* **WHAT NEEDS TO BE DONE**:
Reproduce every entry exactly, without alteration.

* **RECORDS TO USE**:

## start

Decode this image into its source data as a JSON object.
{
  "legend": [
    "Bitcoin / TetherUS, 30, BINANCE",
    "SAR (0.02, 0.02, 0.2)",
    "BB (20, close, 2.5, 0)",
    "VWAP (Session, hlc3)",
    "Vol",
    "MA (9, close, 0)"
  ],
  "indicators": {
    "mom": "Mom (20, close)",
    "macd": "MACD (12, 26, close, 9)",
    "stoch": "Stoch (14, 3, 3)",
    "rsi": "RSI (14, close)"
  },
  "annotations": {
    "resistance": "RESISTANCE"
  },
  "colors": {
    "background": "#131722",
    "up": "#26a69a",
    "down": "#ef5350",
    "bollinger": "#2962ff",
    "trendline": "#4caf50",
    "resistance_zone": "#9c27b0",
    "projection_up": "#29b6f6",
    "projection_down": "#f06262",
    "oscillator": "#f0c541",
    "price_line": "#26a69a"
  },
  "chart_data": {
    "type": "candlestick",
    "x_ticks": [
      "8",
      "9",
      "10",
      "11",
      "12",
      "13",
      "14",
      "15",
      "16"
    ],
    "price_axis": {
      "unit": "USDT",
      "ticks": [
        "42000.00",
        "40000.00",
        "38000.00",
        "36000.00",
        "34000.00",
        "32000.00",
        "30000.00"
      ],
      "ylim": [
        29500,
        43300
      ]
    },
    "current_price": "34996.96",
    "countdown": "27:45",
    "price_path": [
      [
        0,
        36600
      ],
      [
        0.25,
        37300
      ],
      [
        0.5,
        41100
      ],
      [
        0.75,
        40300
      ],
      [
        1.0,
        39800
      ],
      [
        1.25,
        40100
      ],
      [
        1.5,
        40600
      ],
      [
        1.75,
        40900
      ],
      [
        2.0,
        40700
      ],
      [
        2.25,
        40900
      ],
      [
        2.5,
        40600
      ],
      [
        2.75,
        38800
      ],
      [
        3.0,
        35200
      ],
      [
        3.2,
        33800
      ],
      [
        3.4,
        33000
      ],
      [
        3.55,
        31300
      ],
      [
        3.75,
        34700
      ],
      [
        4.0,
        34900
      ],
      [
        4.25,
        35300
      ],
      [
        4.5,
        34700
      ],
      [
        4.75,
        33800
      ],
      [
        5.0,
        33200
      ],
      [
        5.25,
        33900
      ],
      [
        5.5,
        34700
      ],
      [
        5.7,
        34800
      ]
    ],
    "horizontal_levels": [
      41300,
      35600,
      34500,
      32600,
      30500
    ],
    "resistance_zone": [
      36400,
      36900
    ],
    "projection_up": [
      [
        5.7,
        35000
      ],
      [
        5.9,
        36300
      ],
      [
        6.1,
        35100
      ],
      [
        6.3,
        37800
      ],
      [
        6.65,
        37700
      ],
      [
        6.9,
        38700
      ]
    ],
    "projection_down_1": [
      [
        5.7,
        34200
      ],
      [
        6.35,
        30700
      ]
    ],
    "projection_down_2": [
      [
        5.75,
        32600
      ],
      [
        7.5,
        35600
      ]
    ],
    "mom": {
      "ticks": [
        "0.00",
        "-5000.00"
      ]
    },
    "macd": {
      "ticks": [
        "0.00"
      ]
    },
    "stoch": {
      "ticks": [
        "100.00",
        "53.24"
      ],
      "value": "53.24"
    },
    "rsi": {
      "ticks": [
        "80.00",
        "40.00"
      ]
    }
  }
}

## end

* **RESULT BELOW**:
Decode this image into its source data as a JSON object.
{
  "legend": [
    "Bitcoin / TetherUS, 30, BINANCE",
    "SAR (0.02, 0.02, 0.2)",
    "BB (20, close, 2.5, 0)",
    "VWAP (Session, hlc3)",
    "Vol",
    "MA (9, close, 0)"
  ],
  "indicators": {
    "mom": "Mom (20, close)",
    "macd": "MACD (12, 26, close, 9)",
    "stoch": "Stoch (14, 3, 3)",
    "rsi": "RSI (14, close)"
  },
  "annotations": {
    "resistance": "RESISTANCE"
  },
  "colors": {
    "background": "#131722",
    "up": "#26a69a",
    "down": "#ef5350",
    "bollinger": "#2962ff",
    "trendline": "#4caf50",
    "resistance_zone": "#9c27b0",
    "projection_up": "#29b6f6",
    "projection_down": "#f06262",
    "oscillator": "#f0c541",
    "price_line": "#26a69a"
  },
  "chart_data": {
    "type": "candlestick",
    "x_ticks": [
      "8",
      "9",
      "10",
      "11",
      "12",
      "13",
      "14",
      "15",
      "16"
    ],
    "price_axis": {
      "unit": "USDT",
      "ticks": [
        "42000.00",
        "40000.00",
        "38000.00",
        "36000.00",
        "34000.00",
        "32000.00",
        "30000.00"
      ],
      "ylim": [
        29500,
        43300
      ]
    },
    "current_price": "34996.96",
    "countdown": "27:45",
    "price_path": [
      [
        0,
        36600
      ],
      [
        0.25,
        37300
      ],
      [
        0.5,
        41100
      ],
      [
        0.75,
        40300
      ],
      [
        1.0,
        39800
      ],
      [
        1.25,
        40100
      ],
      [
        1.5,
        40600
      ],
      [
        1.75,
        40900
      ],
      [
        2.0,
        40700
      ],
      [
        2.25,
        40900
      ],
      [
        2.5,
        40600
      ],
      [
        2.75,
        38800
      ],
      [
        3.0,
        35200
      ],
      [
        3.2,
        33800
      ],
      [
        3.4,
        33000
      ],
      [
        3.55,
        31300
      ],
      [
        3.75,
        34700
      ],
      [
        4.0,
        34900
      ],
      [
        4.25,
        35300
      ],
      [
        4.5,
        34700
      ],
      [
        4.75,
        33800
      ],
      [
        5.0,
        33200
      ],
      [
        5.25,
        33900
      ],
      [
        5.5,
        34700
      ],
      [
        5.7,
        34800
      ]
    ],
    "horizontal_levels": [
      41300,
      35600,
      34500,
      32600,
      30500
    ],
    "resistance_zone": [
      36400,
      36900
    ],
    "projection_up": [
      [
        5.7,
        35000
      ],
      [
        5.9,
        36300
      ],
      [
        6.1,
        35100
      ],
      [
        6.3,
        37800
      ],
      [
        6.65,
        37700
      ],
      [
        6.9,
        38700
      ]
    ],
    "projection_down_1": [
      [
        5.7,
        34200
      ],
      [
        6.35,
        30700
      ]
    ],
    "projection_down_2": [
      [
        5.75,
        32600
      ],
      [
        7.5,
        35600
      ]
    ],
    "mom": {
      "ticks": [
        "0.00",
        "-5000.00"
      ]
    },
    "macd": {
      "ticks": [
        "0.00"
      ]
    },
    "stoch": {
      "ticks": [
        "100.00",
        "53.24"
      ],
      "value": "53.24"
    },
    "rsi": {
      "ticks": [
        "80.00",
        "40.00"
      ]
    }
  }
}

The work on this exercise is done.